**What is expected:** With the pictures omitted, write out the entries that follow exactly as they stand.

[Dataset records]
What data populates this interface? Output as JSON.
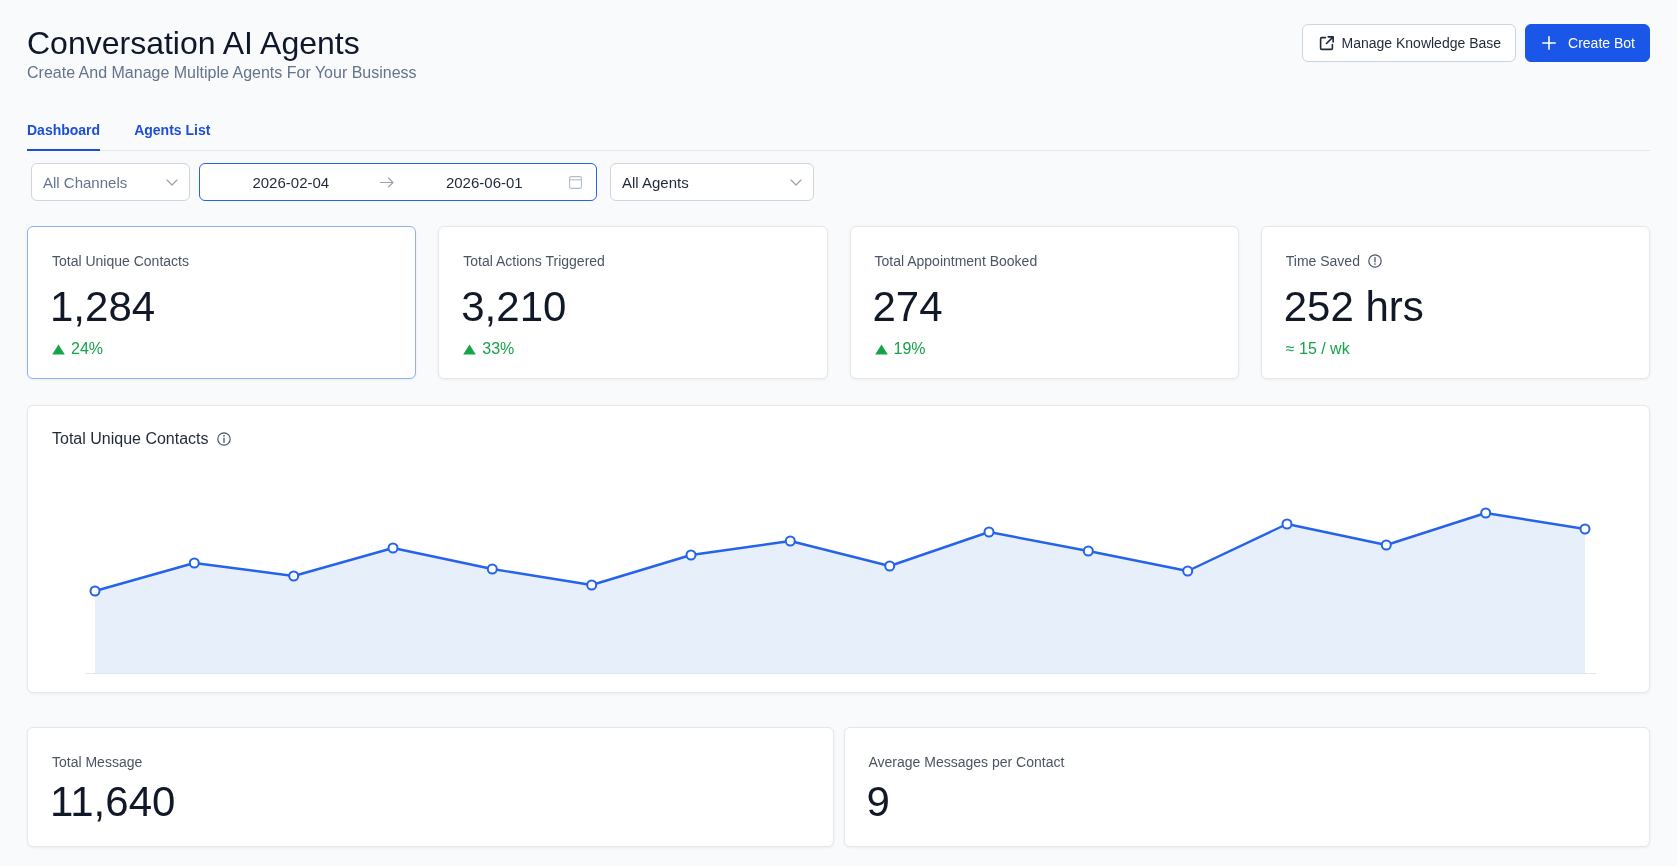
{
  "header": {
    "title": "Conversation AI Agents",
    "subtitle": "Create And Manage Multiple Agents For Your Business",
    "buttons": [
      {
        "label": "Manage Knowledge Base",
        "kind": "secondary"
      },
      {
        "label": "Create Bot",
        "kind": "primary"
      }
    ]
  },
  "tabs": [
    {
      "label": "Dashboard",
      "selected": true
    },
    {
      "label": "Agents List",
      "selected": false
    }
  ],
  "filters": {
    "channel": {
      "placeholder": "All Channels"
    },
    "date_range": {
      "start": "2026-02-04",
      "end": "2026-06-01",
      "focused": true
    },
    "agent": {
      "value": "All Agents"
    }
  },
  "stats": [
    {
      "label": "Total Unique Contacts",
      "value": "1,284",
      "up": true,
      "change": "24%",
      "selected": true
    },
    {
      "label": "Total Actions Triggered",
      "value": "3,210",
      "up": true,
      "change": "33%",
      "selected": false
    },
    {
      "label": "Total Appointment Booked",
      "value": "274",
      "up": true,
      "change": "19%",
      "selected": false
    },
    {
      "label": "Time Saved",
      "info": true,
      "value": "252 hrs",
      "note": "≈ 15 / wk",
      "selected": false
    }
  ],
  "chart": {
    "title": "Total Unique Contacts",
    "info": true
  },
  "summary": [
    {
      "label": "Total Message",
      "value": "11,640"
    },
    {
      "label": "Average Messages per Contact",
      "value": "9"
    }
  ]
}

**Full answer:**
What data populates this interface? Output as JSON.
{
  "header": {
    "title": "Conversation AI Agents",
    "subtitle": "Create And Manage Multiple Agents For Your Business",
    "buttons": [
      {
        "label": "Manage Knowledge Base",
        "kind": "secondary"
      },
      {
        "label": "Create Bot",
        "kind": "primary"
      }
    ]
  },
  "tabs": [
    {
      "label": "Dashboard",
      "selected": true
    },
    {
      "label": "Agents List",
      "selected": false
    }
  ],
  "filters": {
    "channel": {
      "placeholder": "All Channels"
    },
    "date_range": {
      "start": "2026-02-04",
      "end": "2026-06-01",
      "focused": true
    },
    "agent": {
      "value": "All Agents"
    }
  },
  "stats": [
    {
      "label": "Total Unique Contacts",
      "value": "1,284",
      "up": true,
      "change": "24%",
      "selected": true
    },
    {
      "label": "Total Actions Triggered",
      "value": "3,210",
      "up": true,
      "change": "33%",
      "selected": false
    },
    {
      "label": "Total Appointment Booked",
      "value": "274",
      "up": true,
      "change": "19%",
      "selected": false
    },
    {
      "label": "Time Saved",
      "info": true,
      "value": "252 hrs",
      "note": "≈ 15 / wk",
      "selected": false
    }
  ],
  "chart": {
    "title": "Total Unique Contacts",
    "info": true
  },
  "summary": [
    {
      "label": "Total Message",
      "value": "11,640"
    },
    {
      "label": "Average Messages per Contact",
      "value": "9"
    }
  ]
}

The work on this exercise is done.